"""

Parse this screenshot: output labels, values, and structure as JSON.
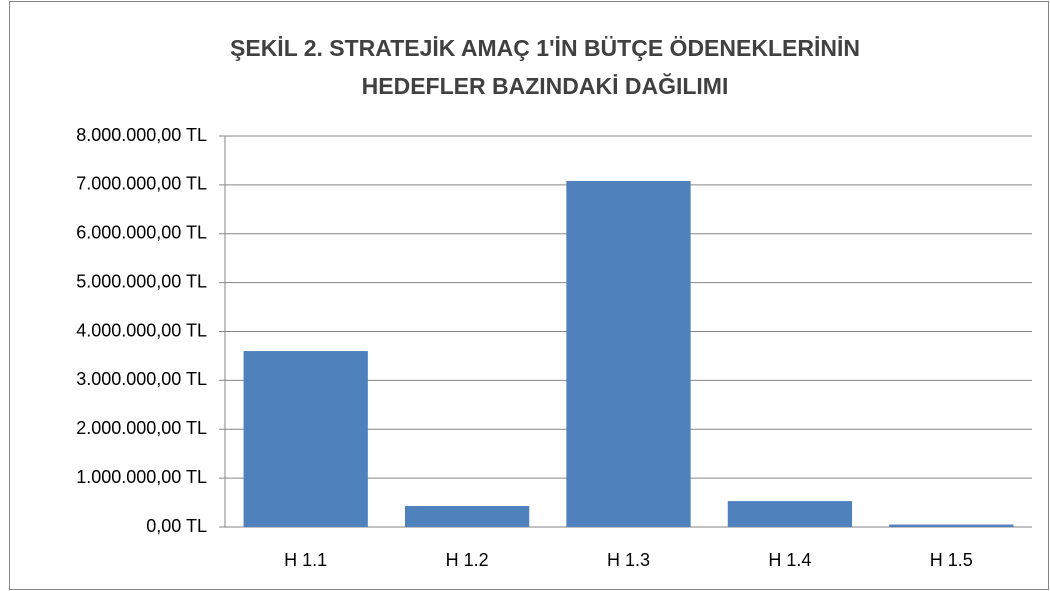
{
  "chart_data": {
    "type": "bar",
    "title": [
      "ŞEKİL 2. STRATEJİK AMAÇ 1'İN BÜTÇE ÖDENEKLERİNİN",
      "HEDEFLER BAZINDAKİ DAĞILIMI"
    ],
    "categories": [
      "H 1.1",
      "H 1.2",
      "H 1.3",
      "H 1.4",
      "H 1.5"
    ],
    "values": [
      3600000,
      430000,
      7080000,
      530000,
      50000
    ],
    "color": "#4f81bd",
    "ylim": [
      0,
      8000000
    ],
    "yticks": [
      {
        "value": 0,
        "label": "0,00 TL"
      },
      {
        "value": 1000000,
        "label": "1.000.000,00 TL"
      },
      {
        "value": 2000000,
        "label": "2.000.000,00 TL"
      },
      {
        "value": 3000000,
        "label": "3.000.000,00 TL"
      },
      {
        "value": 4000000,
        "label": "4.000.000,00 TL"
      },
      {
        "value": 5000000,
        "label": "5.000.000,00 TL"
      },
      {
        "value": 6000000,
        "label": "6.000.000,00 TL"
      },
      {
        "value": 7000000,
        "label": "7.000.000,00 TL"
      },
      {
        "value": 8000000,
        "label": "8.000.000,00 TL"
      }
    ],
    "grid": true
  }
}
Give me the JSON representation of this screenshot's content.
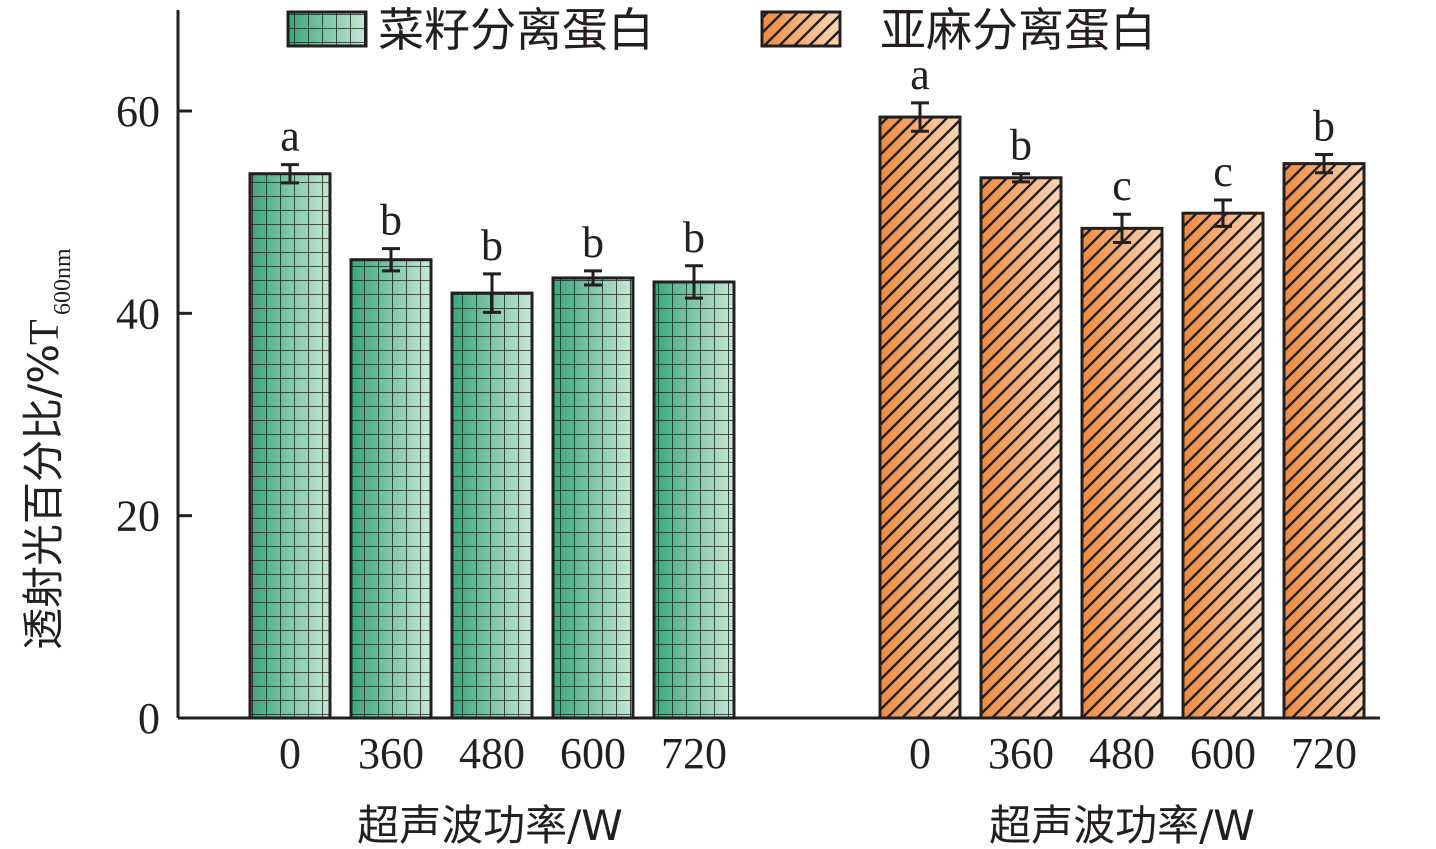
{
  "chart_data": {
    "type": "bar",
    "ylabel": "透射光百分比/%",
    "ylabel_symbol": "T",
    "ylabel_subscript": "600nm",
    "ylim": [
      0,
      70
    ],
    "yticks": [
      0,
      20,
      40,
      60
    ],
    "grid": false,
    "legend_position": "top",
    "groups": [
      {
        "name": "菜籽分离蛋白",
        "xlabel": "超声波功率/W",
        "pattern": "grid",
        "color_dark": "#3aa57c",
        "color_light": "#c8e6d8",
        "categories": [
          "0",
          "360",
          "480",
          "600",
          "720"
        ],
        "values": [
          53.8,
          45.3,
          42.0,
          43.5,
          43.1
        ],
        "errors": [
          0.9,
          1.1,
          1.9,
          0.7,
          1.6
        ],
        "significance": [
          "a",
          "b",
          "b",
          "b",
          "b"
        ]
      },
      {
        "name": "亚麻分离蛋白",
        "xlabel": "超声波功率/W",
        "pattern": "diagonal",
        "color_dark": "#ee8a3f",
        "color_light": "#f9d6b8",
        "categories": [
          "0",
          "360",
          "480",
          "600",
          "720"
        ],
        "values": [
          59.4,
          53.4,
          48.4,
          49.9,
          54.8
        ],
        "errors": [
          1.4,
          0.4,
          1.4,
          1.3,
          0.9
        ],
        "significance": [
          "a",
          "b",
          "c",
          "c",
          "b"
        ]
      }
    ]
  }
}
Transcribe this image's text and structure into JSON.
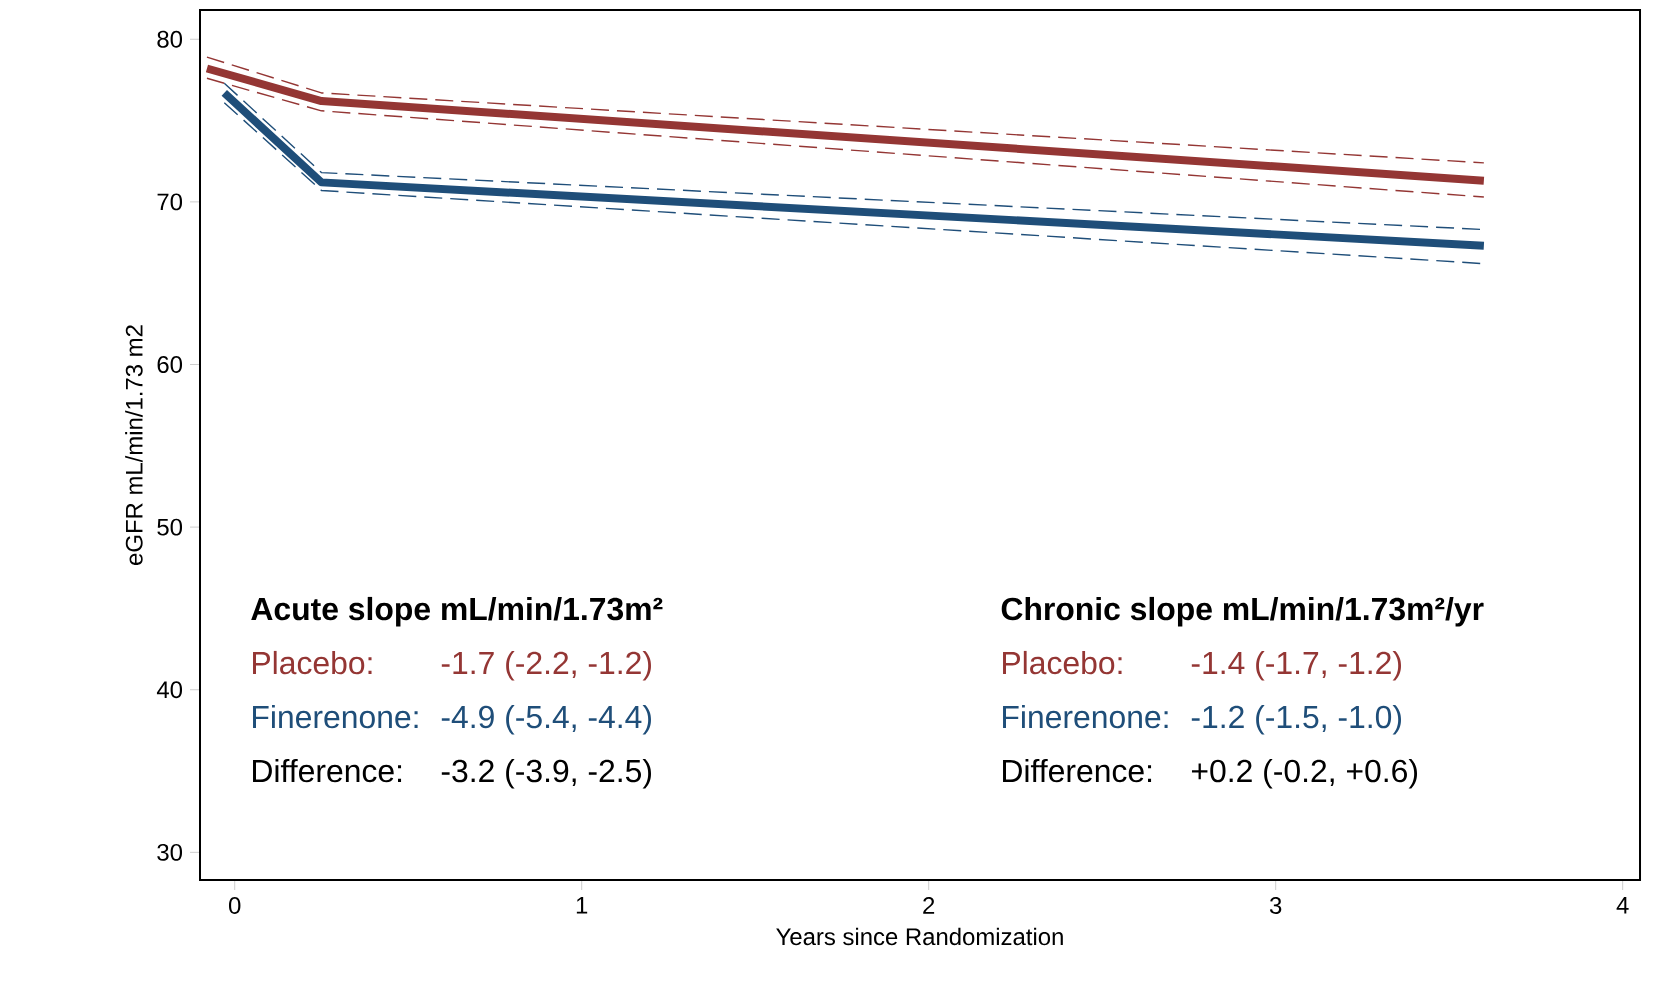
{
  "chart_data": {
    "type": "line",
    "xlabel": "Years since Randomization",
    "ylabel": "eGFR mL/min/1.73 m2",
    "xlim": [
      -0.1,
      4.05
    ],
    "ylim": [
      28.3,
      81.8
    ],
    "xticks": [
      0,
      1,
      2,
      3,
      4
    ],
    "yticks": [
      30,
      40,
      50,
      60,
      70,
      80
    ],
    "grid": false,
    "line_style": "solid",
    "marker": "none",
    "series": [
      {
        "color": "#943634",
        "x": [
          -0.08,
          0.25,
          3.6
        ],
        "values": [
          78.9,
          76.7,
          72.4
        ],
        "line_style": "dashed"
      },
      {
        "color": "#943634",
        "x": [
          -0.08,
          0.25,
          3.6
        ],
        "values": [
          77.6,
          75.6,
          70.3
        ],
        "line_style": "dashed"
      },
      {
        "color": "#1f4e79",
        "x": [
          -0.03,
          0.25,
          3.6
        ],
        "values": [
          77.3,
          71.8,
          68.3
        ],
        "line_style": "dashed"
      },
      {
        "color": "#1f4e79",
        "x": [
          -0.03,
          0.25,
          3.6
        ],
        "values": [
          76.1,
          70.7,
          66.2
        ],
        "line_style": "dashed"
      },
      {
        "color": "#943634",
        "x": [
          -0.08,
          0.25,
          3.6
        ],
        "values": [
          78.2,
          76.2,
          71.3
        ]
      },
      {
        "color": "#1f4e79",
        "x": [
          -0.03,
          0.25,
          3.6
        ],
        "values": [
          76.7,
          71.2,
          67.3
        ]
      }
    ],
    "annotations": [
      "Acute slope mL/min/1.73m²",
      "Placebo:",
      "-1.7 (-2.2, -1.2)",
      "Finerenone:",
      "-4.9 (-5.4, -4.4)",
      "Difference:",
      "-3.2 (-3.9, -2.5)",
      "Chronic slope mL/min/1.73m²/yr",
      "Placebo:",
      "-1.4 (-1.7, -1.2)",
      "Finerenone:",
      "-1.2 (-1.5, -1.0)",
      "Difference:",
      "+0.2 (-0.2, +0.6)"
    ]
  }
}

"""

Task objective: Work out how many lines of the data above contain the string "grid" and give the number alone.

Result of the task: 4